──────── Text to read ────────
Re: [PATCH v5 0/3] Handle update hardware queues and queue freeze more carefully

From: Daniel Wagner <dwagner@suse.de>
To: linux-nvme@lists.infradead.org
Cc: linux-kernel@vger.kernel.org,
	James Smart <james.smart@broadcom.com>,
	Keith Busch <kbusch@kernel.org>, Ming Lei <ming.lei@redhat.com>,
	Sagi Grimberg <sagi@grimberg.me>, Hannes Reinecke <hare@suse.de>,
	Wen Xiong <wenxiong@us.ibm.com>,
	Himanshu Madhani <himanshu.madhani@oracle.com>
Subject: Re: [PATCH v5 0/3] Handle update hardware queues and queue freeze more carefully
Date: Fri, 20 Aug 2021 10:48:32 +0200	[thread overview]
Message-ID: <20210820084832.nlsbiztn26fv3b73@carbon.lan> (raw)
In-Reply-To: <20210818120530.130501-1-dwagner@suse.de>

On Wed, Aug 18, 2021 at 02:05:27PM +0200, Daniel Wagner wrote:
> I've dropped all non FC patches as they were bogus. I've retested this
> version with all combinations and all looks good now. Also I gave
> nvme-tcp a spin and again all is good.

I forgot to mention I also dropped the first three patches from v4.
Which seems to break her testing again.

Wendy reported all her tests pass with Ming's V7 of 'blk-mq: fix
blk_mq_alloc_request_hctx' and this series *only* if 'nvme-fc: Update
hardware queues before using them' from previous version is also used.

After starring at it once more, I think I finally understood the
problem. So when we do

        ret = nvme_fc_create_hw_io_queues(ctrl, ctrl->ctrl.sqsize + 1);
        if (ret)
                goto out_free_io_queues;

        ret = nvme_fc_connect_io_queues(ctrl, ctrl->ctrl.sqsize + 1);
        if (ret)
                goto out_delete_hw_queues;

and the number of queues has changed, the connect call will fail:

 nvme2: NVME-FC{2}: create association : host wwpn 0x100000109b5a4dfa rport wwpn 0x50050768101935e5: NQN "nqn.1986-03.com.ibm:nvme:2145.0000020420006CEA"
 nvme2: Connect command failed, error wo/DNR bit: -16389

and we stop the current reconnect attempt and reschedule a new
reconnect attempt:

 nvme2: NVME-FC{2}: reset: Reconnect attempt failed (-5)
 nvme2: NVME-FC{2}: Reconnect attempt in 2 seconds

Then we try to do the same thing again which fails, thus we never
make progress.

So clearly we need to update number of queues at one point. What would
be the right thing to do here? As I understood we need to be careful
with frozen requests. Can we abort them (is this even possible in this
state?) and requeue them before we update the queue numbers?

Daniel
──────── Dataset excerpts ────────
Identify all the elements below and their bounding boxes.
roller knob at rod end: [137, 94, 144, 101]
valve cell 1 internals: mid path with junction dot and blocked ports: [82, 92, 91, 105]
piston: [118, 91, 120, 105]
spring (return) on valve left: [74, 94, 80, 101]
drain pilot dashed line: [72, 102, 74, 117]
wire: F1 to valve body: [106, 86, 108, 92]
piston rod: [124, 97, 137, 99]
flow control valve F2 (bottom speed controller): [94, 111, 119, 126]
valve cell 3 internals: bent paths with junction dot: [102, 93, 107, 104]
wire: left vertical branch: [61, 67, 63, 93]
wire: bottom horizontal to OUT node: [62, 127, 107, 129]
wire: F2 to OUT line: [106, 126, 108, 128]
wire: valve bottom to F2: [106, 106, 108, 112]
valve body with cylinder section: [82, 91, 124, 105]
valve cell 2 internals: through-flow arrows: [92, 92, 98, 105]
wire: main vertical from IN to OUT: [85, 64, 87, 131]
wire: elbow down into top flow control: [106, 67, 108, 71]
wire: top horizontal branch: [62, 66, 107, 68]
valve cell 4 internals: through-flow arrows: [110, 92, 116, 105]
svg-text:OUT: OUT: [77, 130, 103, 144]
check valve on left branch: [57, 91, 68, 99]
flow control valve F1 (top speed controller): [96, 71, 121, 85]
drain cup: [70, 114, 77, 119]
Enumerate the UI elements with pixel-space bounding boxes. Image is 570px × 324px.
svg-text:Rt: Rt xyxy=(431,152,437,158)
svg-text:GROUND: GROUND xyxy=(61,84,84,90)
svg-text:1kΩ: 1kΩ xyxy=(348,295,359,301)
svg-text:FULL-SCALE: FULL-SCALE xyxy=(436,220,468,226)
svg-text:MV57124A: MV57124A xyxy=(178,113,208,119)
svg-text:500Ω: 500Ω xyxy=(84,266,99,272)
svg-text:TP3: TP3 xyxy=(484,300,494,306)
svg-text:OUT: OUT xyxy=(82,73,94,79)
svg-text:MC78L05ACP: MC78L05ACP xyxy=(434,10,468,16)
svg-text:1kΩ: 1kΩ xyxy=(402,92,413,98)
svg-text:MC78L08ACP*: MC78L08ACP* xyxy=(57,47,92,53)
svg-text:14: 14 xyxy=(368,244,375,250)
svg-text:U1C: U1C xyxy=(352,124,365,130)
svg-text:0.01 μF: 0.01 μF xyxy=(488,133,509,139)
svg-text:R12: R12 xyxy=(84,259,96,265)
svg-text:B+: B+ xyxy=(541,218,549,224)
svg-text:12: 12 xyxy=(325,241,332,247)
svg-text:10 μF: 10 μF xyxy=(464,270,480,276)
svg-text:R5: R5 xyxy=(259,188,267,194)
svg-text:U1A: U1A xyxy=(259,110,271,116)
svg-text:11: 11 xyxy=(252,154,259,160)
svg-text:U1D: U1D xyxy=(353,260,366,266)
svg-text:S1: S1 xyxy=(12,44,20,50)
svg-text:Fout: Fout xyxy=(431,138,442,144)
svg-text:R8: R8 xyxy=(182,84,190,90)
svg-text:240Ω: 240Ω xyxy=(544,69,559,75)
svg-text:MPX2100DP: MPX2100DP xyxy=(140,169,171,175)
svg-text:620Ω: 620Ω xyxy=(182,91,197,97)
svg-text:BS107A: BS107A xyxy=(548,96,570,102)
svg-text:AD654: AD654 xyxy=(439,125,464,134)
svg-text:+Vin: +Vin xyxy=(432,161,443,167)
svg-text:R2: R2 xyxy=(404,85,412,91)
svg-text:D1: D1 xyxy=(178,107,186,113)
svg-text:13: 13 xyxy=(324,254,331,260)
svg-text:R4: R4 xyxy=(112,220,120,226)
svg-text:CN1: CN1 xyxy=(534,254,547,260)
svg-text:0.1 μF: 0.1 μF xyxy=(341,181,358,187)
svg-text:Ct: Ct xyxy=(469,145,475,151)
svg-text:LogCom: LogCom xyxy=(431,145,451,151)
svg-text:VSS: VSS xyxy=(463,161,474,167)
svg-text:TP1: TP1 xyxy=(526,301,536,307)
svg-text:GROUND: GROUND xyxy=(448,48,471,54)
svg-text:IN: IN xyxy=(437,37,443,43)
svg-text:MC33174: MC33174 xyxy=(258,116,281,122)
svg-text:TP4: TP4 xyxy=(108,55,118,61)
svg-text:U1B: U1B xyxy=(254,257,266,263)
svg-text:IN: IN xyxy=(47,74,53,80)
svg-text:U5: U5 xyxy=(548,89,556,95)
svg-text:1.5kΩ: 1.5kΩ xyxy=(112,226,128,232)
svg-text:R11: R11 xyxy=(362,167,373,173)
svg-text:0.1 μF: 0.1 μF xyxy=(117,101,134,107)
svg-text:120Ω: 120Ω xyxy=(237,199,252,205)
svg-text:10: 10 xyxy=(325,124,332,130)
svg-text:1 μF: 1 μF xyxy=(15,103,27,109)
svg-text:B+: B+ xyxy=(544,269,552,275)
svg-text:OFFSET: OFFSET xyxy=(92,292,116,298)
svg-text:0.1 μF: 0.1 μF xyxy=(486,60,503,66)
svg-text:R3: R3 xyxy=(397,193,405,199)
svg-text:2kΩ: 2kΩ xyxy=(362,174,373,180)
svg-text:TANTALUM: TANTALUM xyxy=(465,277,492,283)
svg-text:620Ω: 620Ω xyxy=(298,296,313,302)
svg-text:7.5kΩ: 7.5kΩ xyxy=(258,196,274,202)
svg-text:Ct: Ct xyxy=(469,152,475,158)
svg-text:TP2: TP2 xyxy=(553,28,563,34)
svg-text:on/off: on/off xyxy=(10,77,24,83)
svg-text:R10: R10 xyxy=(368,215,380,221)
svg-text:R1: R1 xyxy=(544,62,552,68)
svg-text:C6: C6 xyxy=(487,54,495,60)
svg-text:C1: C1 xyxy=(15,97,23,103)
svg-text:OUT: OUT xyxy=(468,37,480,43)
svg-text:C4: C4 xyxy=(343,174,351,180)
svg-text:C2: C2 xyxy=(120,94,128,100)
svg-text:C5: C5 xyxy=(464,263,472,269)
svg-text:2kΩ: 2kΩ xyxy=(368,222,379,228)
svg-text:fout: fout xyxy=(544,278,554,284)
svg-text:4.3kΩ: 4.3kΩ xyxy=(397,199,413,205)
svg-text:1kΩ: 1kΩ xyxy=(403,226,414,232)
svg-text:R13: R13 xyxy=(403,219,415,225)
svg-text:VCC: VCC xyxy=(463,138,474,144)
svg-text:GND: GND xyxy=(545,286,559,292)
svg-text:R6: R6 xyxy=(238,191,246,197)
────────
- Exercises
1. Name every person listed in the Cc field of the mailing-list message.
2. According to the mailing-list message, why do the reconnect attempts never make progress?
3. Repeat the part of the mailing-list message that opens with the words "On Wed, Aug" and closes with "all is good.".
The records are not needed for this work.

- Full solutions
1. James Smart, Keith Busch, Ming Lei, Sagi Grimberg, Hannes Reinecke, Wen Xiong, Himanshu Madhani

2. When the number of queues has changed, the connect call fails, so the current reconnect attempt stops and a new one is rescheduled. Each new attempt does the same thing and fails again, which is why the number of queues needs to be updated at some point.

3.
On Wed, Aug 18, 2021 at 02:05:27PM +0200, Daniel Wagner wrote:
> I've dropped all non FC patches as they were bogus. I've retested this
> version with all combinations and all looks good now. Also I gave
> nvme-tcp a spin and again all is good.